--- start Records to process ---

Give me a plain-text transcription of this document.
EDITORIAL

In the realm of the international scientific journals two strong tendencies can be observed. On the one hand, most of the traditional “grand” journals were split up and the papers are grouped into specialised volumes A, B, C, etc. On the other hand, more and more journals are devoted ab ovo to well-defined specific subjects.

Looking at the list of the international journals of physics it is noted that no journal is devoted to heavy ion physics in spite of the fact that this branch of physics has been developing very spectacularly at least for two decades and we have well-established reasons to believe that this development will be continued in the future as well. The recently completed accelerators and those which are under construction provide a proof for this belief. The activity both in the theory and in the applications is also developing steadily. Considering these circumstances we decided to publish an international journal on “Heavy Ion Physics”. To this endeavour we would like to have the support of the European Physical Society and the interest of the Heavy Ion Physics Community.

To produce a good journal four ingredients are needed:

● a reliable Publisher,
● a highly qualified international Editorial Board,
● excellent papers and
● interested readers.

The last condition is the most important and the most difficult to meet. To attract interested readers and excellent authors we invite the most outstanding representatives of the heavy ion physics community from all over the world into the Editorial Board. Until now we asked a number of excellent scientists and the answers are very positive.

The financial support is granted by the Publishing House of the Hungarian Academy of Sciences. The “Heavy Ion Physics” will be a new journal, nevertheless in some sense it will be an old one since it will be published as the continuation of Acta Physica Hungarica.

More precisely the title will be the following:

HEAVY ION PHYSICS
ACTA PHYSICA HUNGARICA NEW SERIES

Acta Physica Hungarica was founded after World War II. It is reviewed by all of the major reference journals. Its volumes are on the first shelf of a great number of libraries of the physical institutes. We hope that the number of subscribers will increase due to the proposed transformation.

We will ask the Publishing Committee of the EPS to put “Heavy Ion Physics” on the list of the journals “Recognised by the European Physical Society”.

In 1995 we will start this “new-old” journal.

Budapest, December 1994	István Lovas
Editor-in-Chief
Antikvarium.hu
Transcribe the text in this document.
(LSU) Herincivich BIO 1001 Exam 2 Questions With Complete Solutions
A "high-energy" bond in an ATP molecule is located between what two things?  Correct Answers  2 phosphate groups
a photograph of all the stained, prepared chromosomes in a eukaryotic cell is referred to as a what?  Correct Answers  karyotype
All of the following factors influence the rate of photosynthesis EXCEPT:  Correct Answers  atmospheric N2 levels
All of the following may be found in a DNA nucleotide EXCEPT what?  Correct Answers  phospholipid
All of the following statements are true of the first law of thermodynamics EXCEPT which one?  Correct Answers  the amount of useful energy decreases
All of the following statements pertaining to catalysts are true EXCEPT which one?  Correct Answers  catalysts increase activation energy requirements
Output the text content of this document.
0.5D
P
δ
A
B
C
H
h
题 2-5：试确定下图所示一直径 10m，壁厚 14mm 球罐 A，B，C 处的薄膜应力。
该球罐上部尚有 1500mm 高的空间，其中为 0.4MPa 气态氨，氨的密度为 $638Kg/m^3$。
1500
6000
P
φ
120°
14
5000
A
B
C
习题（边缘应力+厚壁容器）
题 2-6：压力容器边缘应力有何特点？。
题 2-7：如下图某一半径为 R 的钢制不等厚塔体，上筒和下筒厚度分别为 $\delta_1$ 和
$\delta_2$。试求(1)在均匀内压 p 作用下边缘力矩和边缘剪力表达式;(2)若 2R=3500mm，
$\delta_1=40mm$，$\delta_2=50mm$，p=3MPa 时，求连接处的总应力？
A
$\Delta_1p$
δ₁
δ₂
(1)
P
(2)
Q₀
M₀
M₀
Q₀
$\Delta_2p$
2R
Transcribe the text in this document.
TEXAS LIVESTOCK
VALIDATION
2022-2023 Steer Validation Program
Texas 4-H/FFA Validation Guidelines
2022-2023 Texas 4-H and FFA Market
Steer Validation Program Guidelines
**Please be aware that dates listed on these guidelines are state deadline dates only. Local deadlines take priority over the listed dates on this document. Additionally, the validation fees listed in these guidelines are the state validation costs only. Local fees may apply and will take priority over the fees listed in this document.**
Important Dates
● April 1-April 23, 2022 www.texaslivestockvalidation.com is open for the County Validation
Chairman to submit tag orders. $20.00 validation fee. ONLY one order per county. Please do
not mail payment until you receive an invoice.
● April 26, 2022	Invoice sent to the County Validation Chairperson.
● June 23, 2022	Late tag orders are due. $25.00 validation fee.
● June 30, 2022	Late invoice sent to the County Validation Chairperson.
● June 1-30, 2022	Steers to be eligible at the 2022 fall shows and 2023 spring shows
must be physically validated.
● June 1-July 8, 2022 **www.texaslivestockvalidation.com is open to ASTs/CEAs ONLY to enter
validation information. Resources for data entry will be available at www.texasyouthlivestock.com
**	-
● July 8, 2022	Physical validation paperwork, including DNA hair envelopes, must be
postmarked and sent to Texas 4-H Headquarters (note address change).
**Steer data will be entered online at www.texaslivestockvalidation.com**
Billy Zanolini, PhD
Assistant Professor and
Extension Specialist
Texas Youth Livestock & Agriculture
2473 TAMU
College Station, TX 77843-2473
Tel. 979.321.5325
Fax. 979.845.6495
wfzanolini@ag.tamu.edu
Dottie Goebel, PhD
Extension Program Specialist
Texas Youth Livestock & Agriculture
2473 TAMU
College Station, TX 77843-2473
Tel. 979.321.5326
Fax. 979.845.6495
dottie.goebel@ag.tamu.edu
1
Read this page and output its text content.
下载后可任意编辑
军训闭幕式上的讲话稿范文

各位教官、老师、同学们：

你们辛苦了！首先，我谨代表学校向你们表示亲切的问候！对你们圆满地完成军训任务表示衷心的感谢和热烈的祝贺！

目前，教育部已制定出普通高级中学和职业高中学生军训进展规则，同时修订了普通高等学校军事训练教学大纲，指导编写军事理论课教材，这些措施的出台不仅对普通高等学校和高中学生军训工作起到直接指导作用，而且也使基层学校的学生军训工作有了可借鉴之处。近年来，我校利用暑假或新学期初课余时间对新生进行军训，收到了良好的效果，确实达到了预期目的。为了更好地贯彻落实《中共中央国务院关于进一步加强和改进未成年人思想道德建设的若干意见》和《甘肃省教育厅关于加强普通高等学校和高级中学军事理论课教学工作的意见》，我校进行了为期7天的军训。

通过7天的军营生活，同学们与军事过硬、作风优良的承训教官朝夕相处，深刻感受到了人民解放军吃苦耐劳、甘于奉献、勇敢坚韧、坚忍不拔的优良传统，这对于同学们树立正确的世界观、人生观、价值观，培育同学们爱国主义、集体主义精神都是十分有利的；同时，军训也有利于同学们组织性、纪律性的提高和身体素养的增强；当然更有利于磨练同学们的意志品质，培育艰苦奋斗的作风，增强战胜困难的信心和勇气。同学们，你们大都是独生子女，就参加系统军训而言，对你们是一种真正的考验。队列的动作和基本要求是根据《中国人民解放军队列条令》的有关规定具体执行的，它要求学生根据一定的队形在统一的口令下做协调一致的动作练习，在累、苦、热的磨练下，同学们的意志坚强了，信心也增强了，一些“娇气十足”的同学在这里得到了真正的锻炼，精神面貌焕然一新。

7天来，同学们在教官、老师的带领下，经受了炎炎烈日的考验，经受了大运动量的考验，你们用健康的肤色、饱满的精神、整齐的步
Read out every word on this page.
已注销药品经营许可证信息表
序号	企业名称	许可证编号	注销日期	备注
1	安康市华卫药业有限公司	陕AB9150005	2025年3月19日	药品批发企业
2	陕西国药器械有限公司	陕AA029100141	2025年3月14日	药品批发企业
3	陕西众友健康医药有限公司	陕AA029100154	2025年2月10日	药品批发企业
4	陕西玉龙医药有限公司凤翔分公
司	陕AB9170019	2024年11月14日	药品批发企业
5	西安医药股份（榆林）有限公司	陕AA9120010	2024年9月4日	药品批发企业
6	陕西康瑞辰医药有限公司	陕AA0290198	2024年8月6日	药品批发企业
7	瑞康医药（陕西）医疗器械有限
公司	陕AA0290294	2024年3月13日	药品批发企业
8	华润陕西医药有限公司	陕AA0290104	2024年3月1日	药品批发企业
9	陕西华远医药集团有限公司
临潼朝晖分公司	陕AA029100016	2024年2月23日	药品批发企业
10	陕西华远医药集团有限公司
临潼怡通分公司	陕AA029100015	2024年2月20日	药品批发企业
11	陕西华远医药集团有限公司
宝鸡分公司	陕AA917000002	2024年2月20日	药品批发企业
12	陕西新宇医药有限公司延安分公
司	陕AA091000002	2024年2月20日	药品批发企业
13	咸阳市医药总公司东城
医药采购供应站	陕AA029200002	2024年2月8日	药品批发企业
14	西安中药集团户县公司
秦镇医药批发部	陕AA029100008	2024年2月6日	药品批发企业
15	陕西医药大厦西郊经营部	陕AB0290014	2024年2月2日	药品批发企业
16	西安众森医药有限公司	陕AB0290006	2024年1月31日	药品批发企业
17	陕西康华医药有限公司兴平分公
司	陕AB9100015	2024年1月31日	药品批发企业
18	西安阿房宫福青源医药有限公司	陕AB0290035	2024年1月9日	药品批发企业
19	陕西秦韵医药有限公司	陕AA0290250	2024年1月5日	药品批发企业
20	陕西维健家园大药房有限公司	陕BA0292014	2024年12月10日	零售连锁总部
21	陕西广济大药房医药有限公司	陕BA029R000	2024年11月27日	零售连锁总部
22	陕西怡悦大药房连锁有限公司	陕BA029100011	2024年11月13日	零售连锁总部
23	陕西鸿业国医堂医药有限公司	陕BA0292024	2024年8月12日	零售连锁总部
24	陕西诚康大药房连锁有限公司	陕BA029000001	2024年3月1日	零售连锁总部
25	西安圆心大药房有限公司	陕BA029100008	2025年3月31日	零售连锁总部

--- end Records to process ---

> **Given exercise**
Copy every line that includes the string "energy" from the material above.

> **Result for this task**
A "high-energy" bond in an ATP molecule is located between what two things?  Correct Answers  2 phosphate groups
All of the following statements are true of the first law of thermodynamics EXCEPT which one?  Correct Answers  the amount of useful energy decreases
All of the following statements pertaining to catalysts are true EXCEPT which one?  Correct Answers  catalysts increase activation energy requirements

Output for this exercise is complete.